<<<<

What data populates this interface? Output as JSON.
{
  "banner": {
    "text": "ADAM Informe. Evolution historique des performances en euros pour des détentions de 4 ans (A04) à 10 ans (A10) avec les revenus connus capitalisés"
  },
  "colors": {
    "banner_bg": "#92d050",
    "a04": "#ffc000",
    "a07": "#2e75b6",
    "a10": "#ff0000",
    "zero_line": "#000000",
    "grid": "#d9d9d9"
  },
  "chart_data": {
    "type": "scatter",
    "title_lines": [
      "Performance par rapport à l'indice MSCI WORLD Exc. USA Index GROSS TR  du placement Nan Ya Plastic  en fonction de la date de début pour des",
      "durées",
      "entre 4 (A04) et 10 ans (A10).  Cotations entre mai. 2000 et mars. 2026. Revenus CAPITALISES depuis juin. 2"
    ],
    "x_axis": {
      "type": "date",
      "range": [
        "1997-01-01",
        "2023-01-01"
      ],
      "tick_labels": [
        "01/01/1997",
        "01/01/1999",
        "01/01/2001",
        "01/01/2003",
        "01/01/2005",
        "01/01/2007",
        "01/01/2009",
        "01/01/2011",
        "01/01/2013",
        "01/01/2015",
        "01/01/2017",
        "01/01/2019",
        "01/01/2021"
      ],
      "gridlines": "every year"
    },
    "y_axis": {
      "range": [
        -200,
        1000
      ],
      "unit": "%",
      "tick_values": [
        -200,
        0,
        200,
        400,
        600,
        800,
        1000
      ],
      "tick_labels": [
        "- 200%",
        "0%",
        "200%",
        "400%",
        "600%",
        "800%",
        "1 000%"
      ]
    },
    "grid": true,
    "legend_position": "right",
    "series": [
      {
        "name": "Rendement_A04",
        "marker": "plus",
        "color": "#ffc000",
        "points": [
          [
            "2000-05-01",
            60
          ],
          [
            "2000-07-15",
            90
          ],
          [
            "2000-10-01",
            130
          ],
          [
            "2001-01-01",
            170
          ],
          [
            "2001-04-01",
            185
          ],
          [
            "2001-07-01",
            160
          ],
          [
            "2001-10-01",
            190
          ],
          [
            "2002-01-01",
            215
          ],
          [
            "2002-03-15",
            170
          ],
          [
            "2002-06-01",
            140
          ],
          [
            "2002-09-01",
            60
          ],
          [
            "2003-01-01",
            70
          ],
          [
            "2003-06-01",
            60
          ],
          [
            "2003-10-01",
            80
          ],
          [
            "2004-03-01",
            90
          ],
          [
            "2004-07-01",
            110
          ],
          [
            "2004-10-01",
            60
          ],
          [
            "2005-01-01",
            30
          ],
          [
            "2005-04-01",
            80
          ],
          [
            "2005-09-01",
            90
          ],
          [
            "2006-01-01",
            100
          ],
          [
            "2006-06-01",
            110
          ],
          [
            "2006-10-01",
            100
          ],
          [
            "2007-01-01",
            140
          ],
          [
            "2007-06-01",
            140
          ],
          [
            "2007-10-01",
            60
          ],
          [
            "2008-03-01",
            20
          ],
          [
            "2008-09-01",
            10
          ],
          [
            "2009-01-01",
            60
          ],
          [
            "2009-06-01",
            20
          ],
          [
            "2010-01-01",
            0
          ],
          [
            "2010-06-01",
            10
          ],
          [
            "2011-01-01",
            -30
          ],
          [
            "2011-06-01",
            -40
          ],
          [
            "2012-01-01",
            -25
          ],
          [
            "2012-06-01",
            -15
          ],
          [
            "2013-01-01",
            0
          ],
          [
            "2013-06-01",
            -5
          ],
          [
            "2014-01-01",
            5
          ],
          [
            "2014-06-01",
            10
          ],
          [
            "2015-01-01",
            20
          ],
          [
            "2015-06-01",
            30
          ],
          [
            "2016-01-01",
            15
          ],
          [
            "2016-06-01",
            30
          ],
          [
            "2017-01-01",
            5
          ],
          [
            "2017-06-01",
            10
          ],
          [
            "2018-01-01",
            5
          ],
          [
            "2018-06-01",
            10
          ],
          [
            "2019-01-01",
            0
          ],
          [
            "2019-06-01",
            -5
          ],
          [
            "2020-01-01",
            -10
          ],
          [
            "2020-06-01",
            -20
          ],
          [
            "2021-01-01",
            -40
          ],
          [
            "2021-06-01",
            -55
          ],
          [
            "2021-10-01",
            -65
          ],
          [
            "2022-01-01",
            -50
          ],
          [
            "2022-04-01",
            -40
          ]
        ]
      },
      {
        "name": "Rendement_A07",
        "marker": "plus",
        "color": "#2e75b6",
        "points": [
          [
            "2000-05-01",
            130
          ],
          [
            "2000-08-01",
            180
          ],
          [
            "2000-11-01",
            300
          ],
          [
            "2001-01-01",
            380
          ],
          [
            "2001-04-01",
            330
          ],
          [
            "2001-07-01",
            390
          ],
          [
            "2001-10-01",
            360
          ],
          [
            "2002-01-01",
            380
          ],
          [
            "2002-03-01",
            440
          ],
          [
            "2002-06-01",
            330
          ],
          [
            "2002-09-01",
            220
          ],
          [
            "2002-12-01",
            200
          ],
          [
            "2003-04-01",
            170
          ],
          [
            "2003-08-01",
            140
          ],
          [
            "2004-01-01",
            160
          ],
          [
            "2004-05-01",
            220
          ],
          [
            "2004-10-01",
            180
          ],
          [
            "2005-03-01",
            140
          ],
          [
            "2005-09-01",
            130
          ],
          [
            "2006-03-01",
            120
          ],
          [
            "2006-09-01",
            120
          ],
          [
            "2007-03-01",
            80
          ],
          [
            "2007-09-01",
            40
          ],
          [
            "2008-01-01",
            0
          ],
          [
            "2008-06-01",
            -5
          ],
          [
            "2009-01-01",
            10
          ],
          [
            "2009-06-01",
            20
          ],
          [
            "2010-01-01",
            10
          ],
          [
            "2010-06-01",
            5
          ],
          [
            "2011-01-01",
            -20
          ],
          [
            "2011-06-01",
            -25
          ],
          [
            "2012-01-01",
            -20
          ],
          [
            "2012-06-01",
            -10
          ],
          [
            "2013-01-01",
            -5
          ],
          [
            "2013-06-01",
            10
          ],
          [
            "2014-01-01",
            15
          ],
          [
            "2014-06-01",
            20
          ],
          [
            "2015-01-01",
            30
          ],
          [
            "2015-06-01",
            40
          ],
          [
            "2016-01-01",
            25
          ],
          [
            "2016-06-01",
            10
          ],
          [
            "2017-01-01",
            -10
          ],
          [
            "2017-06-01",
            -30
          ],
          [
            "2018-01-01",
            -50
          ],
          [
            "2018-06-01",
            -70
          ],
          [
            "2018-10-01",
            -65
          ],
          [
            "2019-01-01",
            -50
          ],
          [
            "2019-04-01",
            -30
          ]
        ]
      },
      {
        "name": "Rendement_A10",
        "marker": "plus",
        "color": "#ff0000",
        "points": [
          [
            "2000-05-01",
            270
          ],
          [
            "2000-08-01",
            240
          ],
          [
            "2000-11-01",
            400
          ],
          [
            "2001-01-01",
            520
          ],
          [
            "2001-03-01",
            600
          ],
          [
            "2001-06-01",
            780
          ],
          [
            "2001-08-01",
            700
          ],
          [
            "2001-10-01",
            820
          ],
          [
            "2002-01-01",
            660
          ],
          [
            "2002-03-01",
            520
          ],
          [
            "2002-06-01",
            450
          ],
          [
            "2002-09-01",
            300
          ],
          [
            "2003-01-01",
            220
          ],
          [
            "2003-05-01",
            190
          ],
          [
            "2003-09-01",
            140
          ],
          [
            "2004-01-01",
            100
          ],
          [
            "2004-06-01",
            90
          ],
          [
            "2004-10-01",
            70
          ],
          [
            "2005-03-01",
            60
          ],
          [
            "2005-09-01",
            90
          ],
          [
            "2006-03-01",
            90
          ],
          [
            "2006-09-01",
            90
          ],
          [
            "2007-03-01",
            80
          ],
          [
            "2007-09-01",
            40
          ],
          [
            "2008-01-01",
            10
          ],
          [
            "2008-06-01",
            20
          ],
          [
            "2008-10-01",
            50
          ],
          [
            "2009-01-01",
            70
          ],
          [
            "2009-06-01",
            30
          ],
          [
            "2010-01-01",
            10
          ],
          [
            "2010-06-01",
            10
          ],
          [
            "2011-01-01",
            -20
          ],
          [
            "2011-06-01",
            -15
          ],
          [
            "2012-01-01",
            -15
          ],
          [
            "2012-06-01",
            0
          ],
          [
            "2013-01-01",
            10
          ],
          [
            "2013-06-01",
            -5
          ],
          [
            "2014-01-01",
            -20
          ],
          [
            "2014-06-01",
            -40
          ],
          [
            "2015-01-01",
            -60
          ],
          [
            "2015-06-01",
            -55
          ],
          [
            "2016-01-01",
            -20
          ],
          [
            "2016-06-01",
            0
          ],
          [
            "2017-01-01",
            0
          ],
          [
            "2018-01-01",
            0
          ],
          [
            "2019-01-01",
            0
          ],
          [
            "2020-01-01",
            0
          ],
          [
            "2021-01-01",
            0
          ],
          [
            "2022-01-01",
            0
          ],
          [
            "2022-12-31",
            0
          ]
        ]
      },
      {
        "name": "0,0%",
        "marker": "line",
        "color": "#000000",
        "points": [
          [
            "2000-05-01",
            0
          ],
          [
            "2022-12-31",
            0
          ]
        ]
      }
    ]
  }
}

>>>>

== What you have to do ==
From the listing, copy each line containing the word "pour".

== Written reply ==
    "text": "ADAM Informe. Evolution historique des performances en euros pour des détentions de 4 ans (A04) à 10 ans (A10) avec les revenus connus capitalisés"
      "Performance par rapport à l'indice MSCI WORLD Exc. USA Index GROSS TR  du placement Nan Ya Plastic  en fonction de la date de début pour des",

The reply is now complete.